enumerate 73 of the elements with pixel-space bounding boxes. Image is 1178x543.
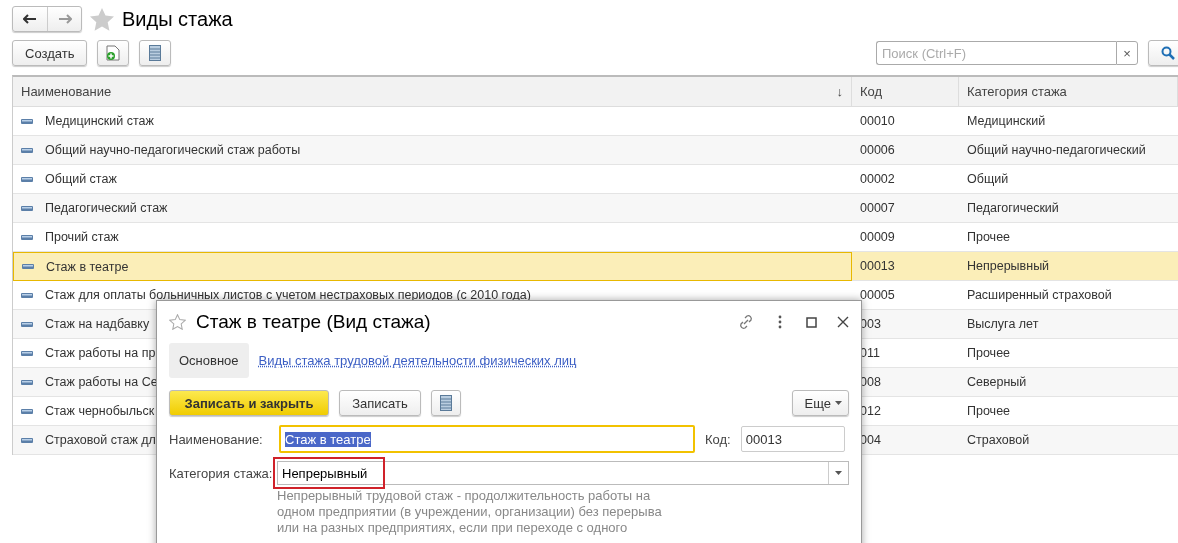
item-icon — [21, 234, 33, 240]
item-icon — [21, 205, 33, 211]
column-header[interactable]: Наименование ↓ — [13, 77, 852, 107]
more-button[interactable]: Еще — [791, 390, 849, 416]
field-label: Код: — [705, 431, 731, 447]
page-title: Виды стажа — [122, 7, 233, 31]
row-name: Общий научно-педагогический стаж работы — [45, 143, 301, 157]
star-icon[interactable] — [169, 314, 186, 330]
list-button[interactable] — [139, 40, 172, 66]
table-cell: Выслуга лет — [959, 310, 1178, 339]
table-cell[interactable]: Педагогический стаж — [13, 194, 852, 223]
table-cell: Страховой — [959, 426, 1178, 455]
back-arrow-icon — [23, 14, 37, 24]
forward-arrow-icon — [57, 14, 72, 24]
link-icon[interactable] — [738, 314, 754, 330]
field-label: Наименование: — [169, 431, 264, 447]
list-button[interactable] — [431, 390, 461, 416]
field-label: Категория стажа: — [169, 465, 274, 481]
save-button[interactable]: Записать — [339, 390, 421, 416]
search-field[interactable]: Поиск (Ctrl+F) — [876, 41, 1116, 65]
table-cell[interactable]: Стаж в театре — [13, 252, 852, 281]
item-icon — [21, 147, 33, 153]
item-icon — [21, 379, 33, 385]
item-icon — [21, 176, 33, 182]
item-icon — [21, 350, 33, 356]
item-icon — [21, 292, 33, 298]
list-icon — [440, 395, 452, 411]
close-icon[interactable] — [837, 316, 849, 328]
row-name: Педагогический стаж — [45, 201, 168, 215]
item-icon — [22, 264, 34, 269]
sort-arrow: ↓ — [836, 84, 843, 99]
table-cell: 00006 — [852, 136, 959, 165]
caret-icon — [835, 471, 842, 475]
table-cell: Северный — [959, 368, 1178, 397]
item-icon — [21, 118, 33, 124]
description-text: Непрерывный трудовой стаж - продолжительность работы на одном предприятии (в учреждении, организации) без перерыва или на разных предприятиях, если при переходе с одного — [277, 488, 663, 536]
table-cell: 00007 — [852, 194, 959, 223]
row-name: Стаж работы на пр — [45, 346, 156, 360]
star-icon[interactable] — [90, 7, 114, 31]
row-name: Прочий стаж — [45, 230, 119, 244]
table-cell: Общий научно-педагогический — [959, 136, 1178, 165]
row-name: Стаж на надбавку — [45, 317, 150, 331]
item-icon — [21, 437, 33, 443]
add-document-icon — [106, 45, 121, 61]
selected-text: Стаж в театре — [285, 431, 371, 447]
row-name: Медицинский стаж — [45, 114, 154, 128]
add-document-button[interactable] — [97, 40, 130, 66]
dialog-title: Стаж в театре (Вид стажа) — [196, 311, 432, 333]
table-cell: Непрерывный — [959, 252, 1178, 281]
column-header[interactable]: Категория стажа — [959, 77, 1178, 107]
clear-button[interactable]: × — [1116, 41, 1138, 65]
item-icon — [21, 408, 33, 414]
search-icon — [1161, 46, 1175, 60]
item-icon — [21, 321, 33, 327]
row-name: Страховой стаж дл — [45, 433, 156, 447]
tab[interactable]: Основное — [169, 343, 249, 378]
table-cell[interactable]: Общий научно-педагогический стаж работы — [13, 136, 852, 165]
row-name: Стаж чернобыльск — [45, 404, 155, 418]
search-button[interactable] — [1148, 40, 1178, 66]
row-name: Стаж в театре — [46, 259, 129, 274]
more-icon[interactable] — [778, 315, 782, 329]
column-header[interactable]: Код — [852, 77, 959, 107]
list-icon — [149, 45, 162, 61]
table-cell: Педагогический — [959, 194, 1178, 223]
code-field[interactable]: 00013 — [740, 426, 845, 452]
caret-icon — [835, 401, 842, 405]
row-name: Общий стаж — [45, 172, 117, 186]
tab-link[interactable]: Виды стажа трудовой деятельности физических лиц — [258, 353, 577, 368]
save-and-close-button[interactable]: Записать и закрыть — [169, 390, 329, 416]
name-field[interactable]: Стаж в театре — [279, 425, 695, 453]
create-button[interactable]: Создать — [12, 40, 88, 66]
table-cell: 00013 — [852, 252, 959, 281]
maximize-icon[interactable] — [806, 316, 817, 328]
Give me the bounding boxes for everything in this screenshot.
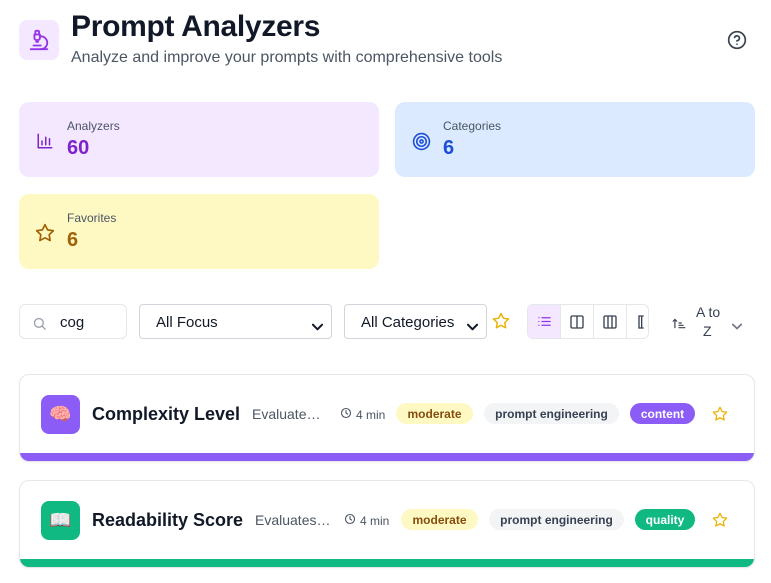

---

Aim of the exercise =
Repeat the part of the listing above that opens with the line containing "item-icon — [21, 234, 33, 240]" and closes with the line containing "link-icon[interactable] — [738, 314, 754, 330]", including both of those lines, with no changes.

Final answer =
item-icon — [21, 234, 33, 240]
item-icon — [21, 205, 33, 211]
column-header[interactable]: Наименование ↓ — [13, 77, 852, 107]
more-button[interactable]: Еще — [791, 390, 849, 416]
field-label: Код: — [705, 431, 731, 447]
page-title: Виды стажа — [122, 7, 233, 31]
row-name: Общий научно-педагогический стаж работы — [45, 143, 301, 157]
star-icon[interactable] — [169, 314, 186, 330]
list-button[interactable] — [139, 40, 172, 66]
table-cell: Выслуга лет — [959, 310, 1178, 339]
table-cell[interactable]: Педагогический стаж — [13, 194, 852, 223]
table-cell: Страховой — [959, 426, 1178, 455]
back-arrow-icon — [23, 14, 37, 24]
forward-arrow-icon — [57, 14, 72, 24]
link-icon[interactable] — [738, 314, 754, 330]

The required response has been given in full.